◆ **Reading passage**:
--------------------------------

This being said, what has definitely emerged from the Congress is a strong consensus that the future will be different. New challenges will need new approaches.

 

What will be different?

A preliminary remark to start with. Changes will not be achieved overnight. It will be a long process requiring patience, flexibility and determination. The key components as summarized by the Congress read as follows: a comprehensive patient-oriented approach, relevance to those affected, partnership, sustainability, and training.

 

What will be different though?

First, to the extent that the elimination program is successfully completed, and there is every chance that it will, the epidemiological situation will show different patterns than at present.

 

Second, the political commitment is likely to evaporate as the elimination program

becomes increasingly successful.

 

Third, the general evolution of society, together with reforms in the health sector,

will bring with it threats as well as opportunities.

 

Let us start first with the changed epidemiological context. In low endemic situations, that is where the disease is becoming rare, patients will become harder to find. They could also show up at a later stage, with an increased risk to present impairment of some sort.

--------------------------------

◆ **Data listing**:
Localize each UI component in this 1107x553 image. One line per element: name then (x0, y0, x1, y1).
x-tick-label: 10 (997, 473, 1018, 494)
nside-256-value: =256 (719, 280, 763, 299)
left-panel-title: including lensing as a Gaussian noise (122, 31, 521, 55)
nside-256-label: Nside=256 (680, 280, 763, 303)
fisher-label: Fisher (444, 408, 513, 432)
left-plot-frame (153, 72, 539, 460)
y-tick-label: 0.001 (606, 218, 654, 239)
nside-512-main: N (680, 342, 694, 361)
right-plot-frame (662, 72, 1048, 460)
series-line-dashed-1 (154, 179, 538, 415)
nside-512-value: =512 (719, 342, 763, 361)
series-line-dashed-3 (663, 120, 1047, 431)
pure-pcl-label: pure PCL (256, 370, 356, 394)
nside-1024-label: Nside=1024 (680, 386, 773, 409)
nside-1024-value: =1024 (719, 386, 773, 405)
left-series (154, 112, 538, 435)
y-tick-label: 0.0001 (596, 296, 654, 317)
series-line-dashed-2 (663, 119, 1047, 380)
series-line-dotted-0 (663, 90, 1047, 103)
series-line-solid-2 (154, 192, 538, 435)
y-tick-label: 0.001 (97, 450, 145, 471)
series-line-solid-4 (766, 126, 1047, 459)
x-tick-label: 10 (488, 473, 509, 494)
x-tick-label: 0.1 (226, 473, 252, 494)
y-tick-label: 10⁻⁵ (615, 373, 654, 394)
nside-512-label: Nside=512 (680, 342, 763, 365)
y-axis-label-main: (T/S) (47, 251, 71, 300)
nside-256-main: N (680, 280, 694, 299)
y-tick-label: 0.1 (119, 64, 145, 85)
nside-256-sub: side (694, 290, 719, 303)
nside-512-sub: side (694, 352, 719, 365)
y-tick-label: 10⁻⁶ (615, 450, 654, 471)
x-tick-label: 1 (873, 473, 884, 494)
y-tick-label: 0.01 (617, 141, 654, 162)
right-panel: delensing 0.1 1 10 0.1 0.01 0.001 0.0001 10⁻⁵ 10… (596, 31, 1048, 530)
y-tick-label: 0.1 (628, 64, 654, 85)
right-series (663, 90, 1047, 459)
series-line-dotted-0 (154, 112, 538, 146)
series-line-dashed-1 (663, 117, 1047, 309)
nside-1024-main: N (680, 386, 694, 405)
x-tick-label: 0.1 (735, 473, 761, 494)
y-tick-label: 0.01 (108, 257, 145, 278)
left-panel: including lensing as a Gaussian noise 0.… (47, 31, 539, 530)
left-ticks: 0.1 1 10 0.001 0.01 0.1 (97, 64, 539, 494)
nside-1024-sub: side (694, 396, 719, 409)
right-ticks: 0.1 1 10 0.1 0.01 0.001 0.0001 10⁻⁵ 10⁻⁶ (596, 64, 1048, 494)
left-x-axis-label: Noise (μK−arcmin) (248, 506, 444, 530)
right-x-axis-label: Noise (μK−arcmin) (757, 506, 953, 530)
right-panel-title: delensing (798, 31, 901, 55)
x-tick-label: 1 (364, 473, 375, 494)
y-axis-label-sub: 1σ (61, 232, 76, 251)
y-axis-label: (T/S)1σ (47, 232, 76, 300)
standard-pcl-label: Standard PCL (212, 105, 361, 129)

--------------------------------

◆ **Work to complete**:
1) List the key components that the Congress summarized in the elimination program passage.
2) Pick up the elimination program passage after its last sentence and continue it.
The rows have nothing to do with the elimination program passage.

◆ **Task-by-task answers**:
1)
- A comprehensive patient-oriented approach
- Relevance to those affected
- Partnership
- Sustainability
- Training

2)
The activities will have to focus on sustained detection and early case-finding. The surveillance of cured cases will become of major importance. With leprosy being in some way now defined as, and classified according to, "eligibility for a treatment of fixed duration", there has been some tendency towards complacency, i.e. a tendency to overlook follow-up after completion of therapy. At times it looks as though patients are not supposed to relapse. There is, however, a set of post-treatment complications, such as neuritis, eye lesions, problems associated with sensory loss and deformities, reactions, which need to be watched closely for several years after treatment has been stopped. Such surveillance is particularly important in view of the recently introduced shortening of MDT in MB patients, possibly bringing with it an increased risk of relapse. This is one more reason for reinforcing surveillance, because the occurrence of small outbreaks or clusters of secondary cases cannot be excluded.

 

It should be kept in mind that low endemicity, however it is defined, refers to two contrasting situations: "natural low endemicity" on the one hand, in those areas where leprosy has been tailing off for many decades, and "induced low endemicity" engineered by the great chemotherapeutic initiative, on the other.